#### EXTRACTED DATA
^^^^^^^^

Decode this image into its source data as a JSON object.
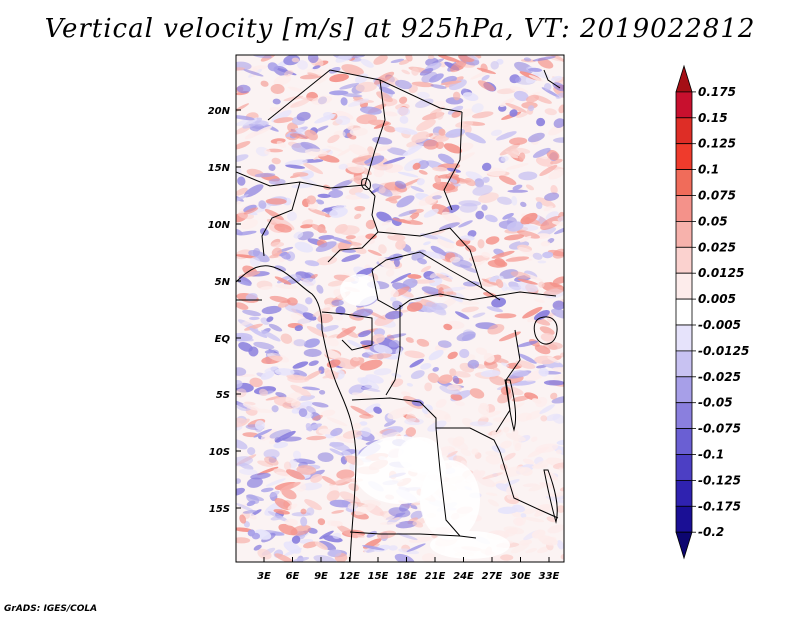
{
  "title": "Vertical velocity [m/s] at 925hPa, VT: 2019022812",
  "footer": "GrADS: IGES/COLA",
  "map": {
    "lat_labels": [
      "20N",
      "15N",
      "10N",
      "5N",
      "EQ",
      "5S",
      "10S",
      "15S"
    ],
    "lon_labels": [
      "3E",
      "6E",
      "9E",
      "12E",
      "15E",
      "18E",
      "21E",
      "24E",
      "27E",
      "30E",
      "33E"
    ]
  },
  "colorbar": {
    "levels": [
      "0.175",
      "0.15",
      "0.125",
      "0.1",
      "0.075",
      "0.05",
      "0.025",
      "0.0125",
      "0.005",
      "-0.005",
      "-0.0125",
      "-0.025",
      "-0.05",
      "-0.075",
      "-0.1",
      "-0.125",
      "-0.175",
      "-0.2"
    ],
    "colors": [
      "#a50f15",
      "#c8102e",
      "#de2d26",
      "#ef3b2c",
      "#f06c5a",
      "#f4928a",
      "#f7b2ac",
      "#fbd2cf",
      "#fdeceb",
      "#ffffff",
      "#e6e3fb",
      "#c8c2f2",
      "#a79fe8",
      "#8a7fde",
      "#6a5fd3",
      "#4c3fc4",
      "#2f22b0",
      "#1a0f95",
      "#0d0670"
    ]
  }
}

^^^^^^^^

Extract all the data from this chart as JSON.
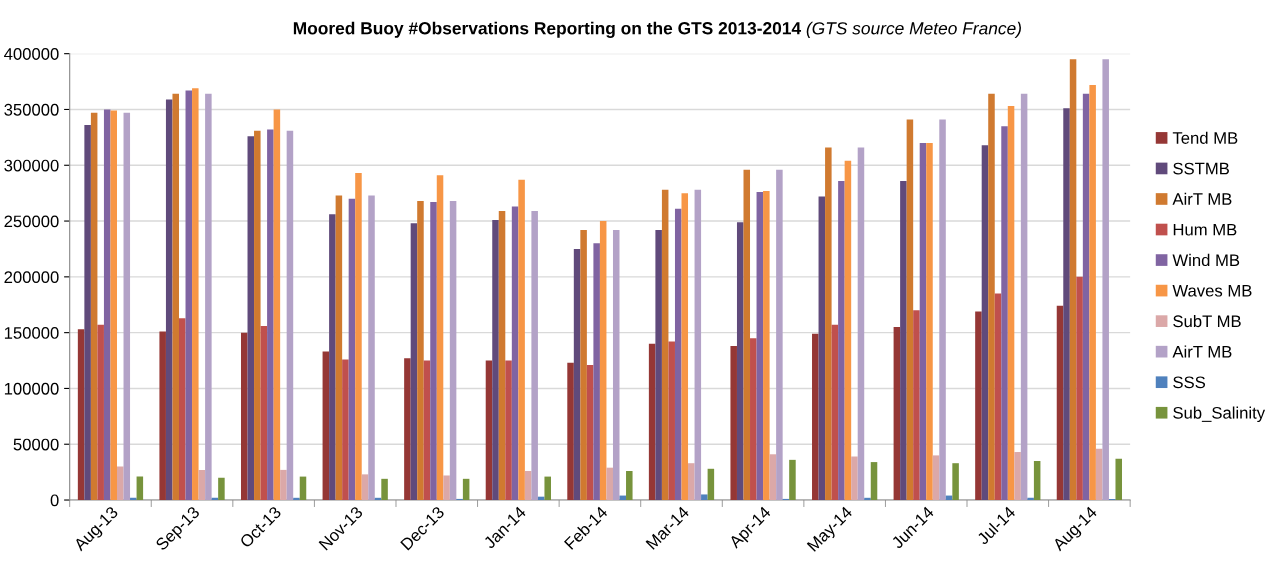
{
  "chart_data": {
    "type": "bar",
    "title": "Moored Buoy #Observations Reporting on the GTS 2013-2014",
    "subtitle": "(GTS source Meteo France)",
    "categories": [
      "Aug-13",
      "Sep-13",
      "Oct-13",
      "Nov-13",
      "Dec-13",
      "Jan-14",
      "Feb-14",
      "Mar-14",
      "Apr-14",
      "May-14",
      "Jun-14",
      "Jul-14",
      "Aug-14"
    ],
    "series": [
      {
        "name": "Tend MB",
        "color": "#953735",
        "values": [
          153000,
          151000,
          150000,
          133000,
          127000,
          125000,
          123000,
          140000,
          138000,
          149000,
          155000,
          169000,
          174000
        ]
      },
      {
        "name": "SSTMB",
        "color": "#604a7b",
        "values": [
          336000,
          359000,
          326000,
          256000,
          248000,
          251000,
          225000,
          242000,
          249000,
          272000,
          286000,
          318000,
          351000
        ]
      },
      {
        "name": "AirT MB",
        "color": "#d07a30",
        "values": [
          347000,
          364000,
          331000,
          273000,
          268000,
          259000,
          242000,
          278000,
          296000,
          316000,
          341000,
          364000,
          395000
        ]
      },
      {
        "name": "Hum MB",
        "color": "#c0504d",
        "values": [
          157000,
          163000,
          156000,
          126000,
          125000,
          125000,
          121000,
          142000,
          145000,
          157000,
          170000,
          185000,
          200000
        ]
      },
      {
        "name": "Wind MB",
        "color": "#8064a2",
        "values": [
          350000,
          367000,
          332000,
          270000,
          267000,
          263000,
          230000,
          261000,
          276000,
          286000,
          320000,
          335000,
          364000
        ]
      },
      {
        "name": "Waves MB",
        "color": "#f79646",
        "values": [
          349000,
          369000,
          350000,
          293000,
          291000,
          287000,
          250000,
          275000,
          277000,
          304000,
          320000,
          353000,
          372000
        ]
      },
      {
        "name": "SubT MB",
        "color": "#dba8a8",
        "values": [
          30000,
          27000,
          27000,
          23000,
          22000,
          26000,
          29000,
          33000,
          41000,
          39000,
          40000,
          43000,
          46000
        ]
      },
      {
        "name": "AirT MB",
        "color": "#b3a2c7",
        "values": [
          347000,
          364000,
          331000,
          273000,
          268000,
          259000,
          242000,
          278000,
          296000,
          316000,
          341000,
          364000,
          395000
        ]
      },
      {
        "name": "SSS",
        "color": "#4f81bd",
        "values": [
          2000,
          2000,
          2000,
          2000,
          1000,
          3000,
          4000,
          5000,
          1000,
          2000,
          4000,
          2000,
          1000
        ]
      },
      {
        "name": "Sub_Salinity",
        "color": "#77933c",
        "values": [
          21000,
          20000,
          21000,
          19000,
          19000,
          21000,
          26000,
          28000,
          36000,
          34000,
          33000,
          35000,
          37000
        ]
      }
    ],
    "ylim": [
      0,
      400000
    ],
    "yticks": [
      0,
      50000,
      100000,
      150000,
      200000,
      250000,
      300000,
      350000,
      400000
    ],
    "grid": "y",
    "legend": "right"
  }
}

^^^^^^^^

Copy each line of the data that contains the word "name".

        "name": "Tend MB",
        "name": "SSTMB",
        "name": "AirT MB",
        "name": "Hum MB",
        "name": "Wind MB",
        "name": "Waves MB",
        "name": "SubT MB",
        "name": "AirT MB",
        "name": "SSS",
        "name": "Sub_Salinity",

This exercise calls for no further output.